Inconformada com a prestação jurisdicional entregue, a defesa de Sérgio Liz de Jesus Junior interpôs a presente apelação (fl. 158), em cujas razões (fls. 167/185) pleiteia, em relação ao delito de dano qualificado (art. 163, parágrafo único, III, do Código Penal), sua absolvição por ausência de comprovação do elemento subjetivo do tipo penal ou pela aplicação do princípio da insignificância. No tocante ao crime de desacato, requer o reconhecimento da inconvencionalidade do tipo penal e a consequente absolvição por atipicidade da conduta ou, não sendo o caso, a absolvição igualmente por ausência de comprovação do elemento subjetivo. Por último, quanto à dosimetria, almeja a redução da fração de aumento aplicada em decorrência do reconhecimento da agravante de reincidência.

Contra-arrazoado o recurso (fls. 197/210), os autos ascenderam a este Tribunal, oportunidade em que a douta Procuradoria-Geral de Justiça, em parecer do Exmo. Sr. Dr. Raul Schaefer Filho, manifestou-se pelo conhecimento e parcial provimento do recurso interposto, a fim de absolvê-lo do crime de desacato (fls. 217/220).

Este é o relatório.

VOTO

Presentes os seus pressupostos intrínsecos e extrínsecos, conhece-se do recurso.
◇ ◇ ◇ ◇ ◇ ◇ ◇
Solicitação escrita 1
No texto da página, como a Procuradoria-Geral de Justiça se manifestou sobre o recurso?
Solicitação escrita 2
Retome o texto sobre a apelação de Sérgio Liz de Jesus Junior a partir do ponto em que ele termina.
◇ ◇ ◇ ◇ ◇ ◇ ◇
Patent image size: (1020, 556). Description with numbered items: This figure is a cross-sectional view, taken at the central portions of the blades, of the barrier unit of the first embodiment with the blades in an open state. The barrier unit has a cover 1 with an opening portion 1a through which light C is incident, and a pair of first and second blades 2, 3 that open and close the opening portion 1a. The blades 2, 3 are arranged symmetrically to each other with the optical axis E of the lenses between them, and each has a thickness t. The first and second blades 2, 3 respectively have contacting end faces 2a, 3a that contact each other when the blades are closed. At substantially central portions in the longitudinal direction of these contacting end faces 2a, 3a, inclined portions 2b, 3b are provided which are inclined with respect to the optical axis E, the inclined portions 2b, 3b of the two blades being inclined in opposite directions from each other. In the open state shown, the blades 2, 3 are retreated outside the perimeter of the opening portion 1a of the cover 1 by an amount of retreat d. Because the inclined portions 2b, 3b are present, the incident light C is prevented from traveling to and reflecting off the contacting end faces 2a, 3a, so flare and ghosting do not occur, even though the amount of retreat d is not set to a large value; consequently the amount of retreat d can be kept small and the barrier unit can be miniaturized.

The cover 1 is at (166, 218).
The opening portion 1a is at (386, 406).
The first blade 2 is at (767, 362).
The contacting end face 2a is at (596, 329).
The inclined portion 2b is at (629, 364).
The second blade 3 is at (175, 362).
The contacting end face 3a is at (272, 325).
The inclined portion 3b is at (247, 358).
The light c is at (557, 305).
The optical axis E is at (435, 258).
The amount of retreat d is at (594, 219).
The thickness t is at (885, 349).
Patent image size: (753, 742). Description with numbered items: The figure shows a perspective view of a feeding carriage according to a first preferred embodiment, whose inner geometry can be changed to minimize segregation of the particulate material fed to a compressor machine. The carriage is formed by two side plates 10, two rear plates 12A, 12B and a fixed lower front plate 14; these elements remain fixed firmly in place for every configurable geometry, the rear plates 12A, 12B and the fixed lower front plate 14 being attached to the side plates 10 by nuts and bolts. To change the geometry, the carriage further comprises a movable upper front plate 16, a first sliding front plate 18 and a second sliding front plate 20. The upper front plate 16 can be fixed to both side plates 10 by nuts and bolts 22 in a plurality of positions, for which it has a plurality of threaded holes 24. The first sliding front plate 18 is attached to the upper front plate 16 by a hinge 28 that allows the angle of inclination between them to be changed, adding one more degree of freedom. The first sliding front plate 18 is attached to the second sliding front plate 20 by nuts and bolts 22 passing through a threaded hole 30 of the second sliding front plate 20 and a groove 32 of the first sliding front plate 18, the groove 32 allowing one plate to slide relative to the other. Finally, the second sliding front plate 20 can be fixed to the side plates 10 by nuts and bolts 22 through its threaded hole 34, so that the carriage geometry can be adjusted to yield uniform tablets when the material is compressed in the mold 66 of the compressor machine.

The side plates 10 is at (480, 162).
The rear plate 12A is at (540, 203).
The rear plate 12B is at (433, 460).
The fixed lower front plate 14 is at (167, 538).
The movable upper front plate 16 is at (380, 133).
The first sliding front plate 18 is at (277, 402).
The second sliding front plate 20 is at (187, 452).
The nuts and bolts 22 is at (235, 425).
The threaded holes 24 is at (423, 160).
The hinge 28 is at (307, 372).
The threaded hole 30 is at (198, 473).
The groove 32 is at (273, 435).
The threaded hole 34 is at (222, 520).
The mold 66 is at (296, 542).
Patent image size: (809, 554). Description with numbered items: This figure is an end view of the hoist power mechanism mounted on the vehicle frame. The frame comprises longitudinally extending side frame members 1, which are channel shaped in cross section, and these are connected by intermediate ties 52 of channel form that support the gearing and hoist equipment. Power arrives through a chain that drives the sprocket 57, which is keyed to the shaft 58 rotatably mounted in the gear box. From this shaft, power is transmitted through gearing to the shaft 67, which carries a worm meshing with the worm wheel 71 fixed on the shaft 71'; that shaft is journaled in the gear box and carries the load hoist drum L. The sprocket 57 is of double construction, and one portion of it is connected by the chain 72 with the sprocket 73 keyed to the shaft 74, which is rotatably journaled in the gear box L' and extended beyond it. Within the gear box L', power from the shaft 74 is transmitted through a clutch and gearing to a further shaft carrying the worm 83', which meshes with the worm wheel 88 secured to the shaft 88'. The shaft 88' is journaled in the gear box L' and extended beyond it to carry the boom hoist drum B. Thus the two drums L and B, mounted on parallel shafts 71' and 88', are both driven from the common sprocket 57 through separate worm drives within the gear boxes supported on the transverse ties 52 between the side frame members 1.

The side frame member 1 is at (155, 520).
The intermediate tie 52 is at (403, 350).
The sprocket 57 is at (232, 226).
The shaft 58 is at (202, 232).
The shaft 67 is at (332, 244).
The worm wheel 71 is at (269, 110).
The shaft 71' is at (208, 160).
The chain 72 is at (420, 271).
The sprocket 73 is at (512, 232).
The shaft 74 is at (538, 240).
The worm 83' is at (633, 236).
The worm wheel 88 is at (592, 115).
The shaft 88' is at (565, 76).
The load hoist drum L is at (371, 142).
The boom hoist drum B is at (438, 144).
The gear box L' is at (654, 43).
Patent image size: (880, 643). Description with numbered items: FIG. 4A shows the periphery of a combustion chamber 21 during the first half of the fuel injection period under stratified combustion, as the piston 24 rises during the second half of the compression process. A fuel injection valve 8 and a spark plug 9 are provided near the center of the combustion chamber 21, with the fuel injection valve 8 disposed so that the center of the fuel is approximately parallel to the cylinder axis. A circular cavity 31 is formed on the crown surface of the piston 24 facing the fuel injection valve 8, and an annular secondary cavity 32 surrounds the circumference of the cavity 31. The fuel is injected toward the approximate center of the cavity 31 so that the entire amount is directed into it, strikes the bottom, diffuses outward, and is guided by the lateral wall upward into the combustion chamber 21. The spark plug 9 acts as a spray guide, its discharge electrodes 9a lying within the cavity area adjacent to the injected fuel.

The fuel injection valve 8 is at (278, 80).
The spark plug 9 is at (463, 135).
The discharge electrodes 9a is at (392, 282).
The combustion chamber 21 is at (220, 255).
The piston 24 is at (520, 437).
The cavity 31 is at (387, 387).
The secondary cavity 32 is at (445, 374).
◇ ◇ ◇ ◇ ◇ ◇ ◇
Resposta do exercício 1
Manifestou-se pelo conhecimento e parcial provimento do recurso, a fim de absolver o apelante do crime de desacato.

Resposta do exercício 2
O apelo manejado por Sérgio Liz de Jesus objetiva reformar a sentença que, julgando procedente a denúncia, condenou-o pela prática dos crimes de dano qualificado (art. 163, parágrafo único, III, do Código Penal) e de desacato (art. 331 do Código Penal).

Não foram levantadas preliminares, o que autoriza ingressar diretamente no mérito.

1. Do crime de dano qualificado

Em suas razões, quanto ao crime de dano qualificado, a defesa postula a absolvição do apelante por ausência de comprovação do elemento subjetivo do tipo penal, porquanto a avaria na viatura policial teria sido causada tão somente porque ele estava se defendendo da ação abusiva de policiais militares.

Sob a mesma pretensão, alega que a conduta ainda é materialmente atípica, sendo aplicável o princípio da insignificância.

Os argumentos, contudo, não prosperam.

A autoria e a materialidade delitivas restaram devidamente comprovadas pelo Laudo Pericial n. 9125.17.00035 (fls. 61/65 - Exame em Local de Dano Contra o Patrimônio Público) e pela prova oral colhida ao longo da instrução.

Infere-se dos autos que, no dia 25 de fevereiro de 2017, ao ser conduzido à Delegacia de Polícia, o apelante Sérgio Liz de Jesus danificou a viatura da Polícia Militar, ao se debater e chutar a caixa do veículo, conforme laudo pericial de fls. 58/63.

Além disso, passou a desacatar os agentes públicos responsáveis por sua condução, fato que será objeto de análise posterior.

Sob esse contexto, ao ser interrogado tanto durante o inquérito como em juízo, o apelante exerceu seu direito de permanecer em silêncio (fl. 10 e mídia de fl. 121).

Apesar disso, atentando-se inicialmente ao crime de dano qualificado, os demais elementos colhidos não deixam dúvidas acerca da prática delitiva.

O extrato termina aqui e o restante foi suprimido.